**What to produce:**
Scan the entries below. List each line with "RESETB".

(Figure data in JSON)
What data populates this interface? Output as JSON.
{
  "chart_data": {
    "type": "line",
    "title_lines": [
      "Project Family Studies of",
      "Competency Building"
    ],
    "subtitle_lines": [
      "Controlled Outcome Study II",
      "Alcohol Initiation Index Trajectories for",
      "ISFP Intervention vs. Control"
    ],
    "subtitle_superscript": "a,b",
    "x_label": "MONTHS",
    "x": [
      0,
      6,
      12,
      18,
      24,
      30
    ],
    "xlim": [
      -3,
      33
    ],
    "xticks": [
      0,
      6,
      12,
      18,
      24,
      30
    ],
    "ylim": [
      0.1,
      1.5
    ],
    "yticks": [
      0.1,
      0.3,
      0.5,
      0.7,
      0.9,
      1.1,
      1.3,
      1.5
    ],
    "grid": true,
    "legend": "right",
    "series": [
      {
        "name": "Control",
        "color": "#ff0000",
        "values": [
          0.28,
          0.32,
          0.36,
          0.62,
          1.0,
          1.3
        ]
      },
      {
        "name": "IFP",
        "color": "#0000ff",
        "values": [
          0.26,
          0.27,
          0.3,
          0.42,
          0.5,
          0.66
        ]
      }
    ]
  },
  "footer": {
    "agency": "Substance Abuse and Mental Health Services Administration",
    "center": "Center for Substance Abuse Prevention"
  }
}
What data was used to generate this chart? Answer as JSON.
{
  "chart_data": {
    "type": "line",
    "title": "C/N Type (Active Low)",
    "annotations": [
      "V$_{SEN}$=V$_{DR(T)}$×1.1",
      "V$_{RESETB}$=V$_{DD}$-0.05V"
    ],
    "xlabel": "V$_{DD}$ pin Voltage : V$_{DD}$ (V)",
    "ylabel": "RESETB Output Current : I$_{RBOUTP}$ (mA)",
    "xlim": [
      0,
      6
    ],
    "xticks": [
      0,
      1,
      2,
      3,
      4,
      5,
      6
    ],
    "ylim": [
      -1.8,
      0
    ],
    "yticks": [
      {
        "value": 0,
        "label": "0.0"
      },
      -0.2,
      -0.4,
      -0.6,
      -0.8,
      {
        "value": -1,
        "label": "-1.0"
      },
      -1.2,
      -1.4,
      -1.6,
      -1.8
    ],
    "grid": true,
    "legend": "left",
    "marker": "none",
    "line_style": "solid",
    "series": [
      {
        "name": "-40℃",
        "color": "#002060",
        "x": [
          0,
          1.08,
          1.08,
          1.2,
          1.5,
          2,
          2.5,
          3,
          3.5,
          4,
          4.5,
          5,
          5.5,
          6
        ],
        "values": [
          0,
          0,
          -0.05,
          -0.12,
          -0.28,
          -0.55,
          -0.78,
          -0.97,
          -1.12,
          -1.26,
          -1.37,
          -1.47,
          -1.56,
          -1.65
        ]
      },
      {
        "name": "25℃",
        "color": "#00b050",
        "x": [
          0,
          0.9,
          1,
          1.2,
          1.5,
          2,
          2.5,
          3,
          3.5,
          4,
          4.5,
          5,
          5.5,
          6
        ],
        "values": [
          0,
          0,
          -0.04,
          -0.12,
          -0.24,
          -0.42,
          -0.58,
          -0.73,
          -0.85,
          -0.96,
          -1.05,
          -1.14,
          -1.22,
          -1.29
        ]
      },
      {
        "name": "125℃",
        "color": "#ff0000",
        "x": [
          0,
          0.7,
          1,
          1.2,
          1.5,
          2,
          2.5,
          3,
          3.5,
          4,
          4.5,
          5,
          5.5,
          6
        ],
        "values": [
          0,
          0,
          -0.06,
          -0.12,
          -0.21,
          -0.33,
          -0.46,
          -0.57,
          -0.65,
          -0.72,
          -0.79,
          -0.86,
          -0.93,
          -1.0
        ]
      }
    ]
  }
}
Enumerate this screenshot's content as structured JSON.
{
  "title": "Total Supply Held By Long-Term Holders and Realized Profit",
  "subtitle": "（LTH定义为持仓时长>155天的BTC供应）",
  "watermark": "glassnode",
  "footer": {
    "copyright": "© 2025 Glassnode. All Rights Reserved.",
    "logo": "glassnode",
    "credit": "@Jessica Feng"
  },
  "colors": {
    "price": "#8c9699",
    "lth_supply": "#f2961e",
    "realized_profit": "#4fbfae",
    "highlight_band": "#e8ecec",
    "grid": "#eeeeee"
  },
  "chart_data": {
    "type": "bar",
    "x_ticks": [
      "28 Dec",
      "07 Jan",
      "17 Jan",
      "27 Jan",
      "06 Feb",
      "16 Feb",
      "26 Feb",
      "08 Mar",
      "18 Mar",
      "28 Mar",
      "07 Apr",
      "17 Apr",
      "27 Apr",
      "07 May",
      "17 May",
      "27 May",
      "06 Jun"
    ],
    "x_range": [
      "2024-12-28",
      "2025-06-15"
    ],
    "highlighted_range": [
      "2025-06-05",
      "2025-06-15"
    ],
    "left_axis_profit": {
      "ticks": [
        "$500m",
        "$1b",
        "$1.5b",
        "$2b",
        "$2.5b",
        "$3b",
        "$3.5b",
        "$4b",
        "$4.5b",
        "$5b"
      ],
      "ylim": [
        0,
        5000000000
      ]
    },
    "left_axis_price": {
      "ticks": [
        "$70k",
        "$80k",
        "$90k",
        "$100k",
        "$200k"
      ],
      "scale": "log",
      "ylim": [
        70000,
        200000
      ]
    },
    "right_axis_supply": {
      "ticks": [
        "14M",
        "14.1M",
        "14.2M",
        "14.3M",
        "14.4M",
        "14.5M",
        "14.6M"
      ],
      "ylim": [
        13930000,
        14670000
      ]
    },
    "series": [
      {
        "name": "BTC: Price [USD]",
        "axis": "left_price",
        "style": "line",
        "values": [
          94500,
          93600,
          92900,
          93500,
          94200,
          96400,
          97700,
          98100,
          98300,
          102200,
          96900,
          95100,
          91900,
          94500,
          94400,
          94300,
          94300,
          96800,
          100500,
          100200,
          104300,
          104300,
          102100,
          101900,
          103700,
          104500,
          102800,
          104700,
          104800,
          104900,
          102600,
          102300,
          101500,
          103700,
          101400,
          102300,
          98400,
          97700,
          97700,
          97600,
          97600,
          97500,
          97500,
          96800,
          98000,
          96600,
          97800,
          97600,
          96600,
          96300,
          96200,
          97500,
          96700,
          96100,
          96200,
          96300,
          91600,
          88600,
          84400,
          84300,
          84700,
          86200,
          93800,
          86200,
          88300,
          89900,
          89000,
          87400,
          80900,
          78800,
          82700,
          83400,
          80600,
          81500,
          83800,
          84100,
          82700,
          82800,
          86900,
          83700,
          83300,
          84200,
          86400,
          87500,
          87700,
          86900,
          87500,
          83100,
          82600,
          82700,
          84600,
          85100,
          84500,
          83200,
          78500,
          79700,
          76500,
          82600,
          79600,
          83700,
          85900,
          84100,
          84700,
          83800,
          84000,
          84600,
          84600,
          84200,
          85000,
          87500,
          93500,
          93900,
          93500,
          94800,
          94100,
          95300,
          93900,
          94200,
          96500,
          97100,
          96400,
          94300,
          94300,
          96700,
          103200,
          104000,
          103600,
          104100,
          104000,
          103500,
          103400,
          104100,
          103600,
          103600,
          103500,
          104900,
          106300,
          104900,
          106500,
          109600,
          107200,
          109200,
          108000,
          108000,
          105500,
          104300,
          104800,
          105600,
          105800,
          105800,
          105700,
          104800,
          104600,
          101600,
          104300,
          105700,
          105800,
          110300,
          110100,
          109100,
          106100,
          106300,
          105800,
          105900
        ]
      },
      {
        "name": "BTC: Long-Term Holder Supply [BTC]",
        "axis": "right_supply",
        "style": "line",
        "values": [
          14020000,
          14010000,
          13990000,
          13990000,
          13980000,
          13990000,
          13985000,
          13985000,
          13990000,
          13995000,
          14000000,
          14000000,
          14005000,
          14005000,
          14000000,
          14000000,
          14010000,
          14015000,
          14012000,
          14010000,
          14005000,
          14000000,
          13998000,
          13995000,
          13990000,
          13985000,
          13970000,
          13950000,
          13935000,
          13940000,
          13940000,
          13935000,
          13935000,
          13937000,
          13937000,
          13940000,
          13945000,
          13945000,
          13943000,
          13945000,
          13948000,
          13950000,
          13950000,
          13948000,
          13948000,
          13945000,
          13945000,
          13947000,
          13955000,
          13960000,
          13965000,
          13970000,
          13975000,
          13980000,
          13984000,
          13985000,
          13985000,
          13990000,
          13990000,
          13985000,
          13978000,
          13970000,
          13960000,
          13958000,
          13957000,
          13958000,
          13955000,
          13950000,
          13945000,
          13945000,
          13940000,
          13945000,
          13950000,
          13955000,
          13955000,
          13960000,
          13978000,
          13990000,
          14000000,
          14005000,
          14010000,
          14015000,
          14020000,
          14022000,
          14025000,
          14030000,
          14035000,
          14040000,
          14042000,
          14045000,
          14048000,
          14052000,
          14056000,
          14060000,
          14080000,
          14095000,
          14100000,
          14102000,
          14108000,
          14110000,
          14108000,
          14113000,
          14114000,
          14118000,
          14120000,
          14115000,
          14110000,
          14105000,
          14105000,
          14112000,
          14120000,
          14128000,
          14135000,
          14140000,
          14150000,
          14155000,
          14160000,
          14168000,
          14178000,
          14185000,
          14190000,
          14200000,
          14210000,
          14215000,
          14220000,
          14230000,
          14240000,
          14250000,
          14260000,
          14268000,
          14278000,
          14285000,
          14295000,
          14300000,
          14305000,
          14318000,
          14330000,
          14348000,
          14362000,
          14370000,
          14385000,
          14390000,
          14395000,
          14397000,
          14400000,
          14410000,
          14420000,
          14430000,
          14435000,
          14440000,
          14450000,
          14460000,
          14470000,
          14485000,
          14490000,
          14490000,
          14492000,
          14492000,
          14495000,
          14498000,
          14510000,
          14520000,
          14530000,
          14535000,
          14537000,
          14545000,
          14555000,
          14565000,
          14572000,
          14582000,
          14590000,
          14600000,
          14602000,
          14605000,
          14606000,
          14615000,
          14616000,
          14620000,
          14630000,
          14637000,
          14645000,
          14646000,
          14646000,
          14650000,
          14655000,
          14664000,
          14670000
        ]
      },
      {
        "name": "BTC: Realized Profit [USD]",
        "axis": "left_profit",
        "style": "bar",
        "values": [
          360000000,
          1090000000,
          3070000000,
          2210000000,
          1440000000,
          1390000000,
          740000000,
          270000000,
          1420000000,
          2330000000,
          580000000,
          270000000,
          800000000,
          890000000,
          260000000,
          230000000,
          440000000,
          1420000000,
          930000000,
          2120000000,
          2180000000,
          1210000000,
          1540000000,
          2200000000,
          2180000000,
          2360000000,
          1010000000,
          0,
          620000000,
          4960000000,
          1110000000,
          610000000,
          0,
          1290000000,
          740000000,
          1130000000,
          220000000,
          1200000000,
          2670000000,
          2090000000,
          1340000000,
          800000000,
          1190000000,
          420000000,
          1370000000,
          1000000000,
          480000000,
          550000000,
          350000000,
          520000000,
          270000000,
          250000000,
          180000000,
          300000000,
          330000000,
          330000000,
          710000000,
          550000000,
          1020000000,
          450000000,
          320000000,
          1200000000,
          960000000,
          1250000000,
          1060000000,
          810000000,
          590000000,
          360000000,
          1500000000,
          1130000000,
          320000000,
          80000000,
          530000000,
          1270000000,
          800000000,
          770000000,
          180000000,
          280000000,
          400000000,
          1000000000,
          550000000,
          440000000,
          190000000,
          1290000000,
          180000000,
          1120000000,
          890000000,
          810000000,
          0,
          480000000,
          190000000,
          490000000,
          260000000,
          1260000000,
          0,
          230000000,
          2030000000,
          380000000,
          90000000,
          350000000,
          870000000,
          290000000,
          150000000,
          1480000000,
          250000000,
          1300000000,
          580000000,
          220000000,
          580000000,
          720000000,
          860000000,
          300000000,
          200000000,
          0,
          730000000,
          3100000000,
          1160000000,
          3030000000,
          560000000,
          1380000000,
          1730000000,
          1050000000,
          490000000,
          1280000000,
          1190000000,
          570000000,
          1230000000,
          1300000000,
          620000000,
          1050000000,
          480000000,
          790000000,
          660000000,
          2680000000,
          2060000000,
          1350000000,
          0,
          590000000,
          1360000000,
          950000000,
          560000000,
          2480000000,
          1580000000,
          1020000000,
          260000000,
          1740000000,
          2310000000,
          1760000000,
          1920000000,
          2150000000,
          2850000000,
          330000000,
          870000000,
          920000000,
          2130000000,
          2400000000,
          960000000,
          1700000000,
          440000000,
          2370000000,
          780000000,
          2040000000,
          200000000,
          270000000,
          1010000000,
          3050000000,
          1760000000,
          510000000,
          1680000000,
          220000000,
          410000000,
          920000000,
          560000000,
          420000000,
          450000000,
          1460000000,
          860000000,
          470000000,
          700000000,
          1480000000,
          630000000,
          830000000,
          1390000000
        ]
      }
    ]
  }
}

**Result:**
      "V$_{RESETB}$=V$_{DD}$-0.05V"
    "ylabel": "RESETB Output Current : I$_{RBOUTP}$ (mA)",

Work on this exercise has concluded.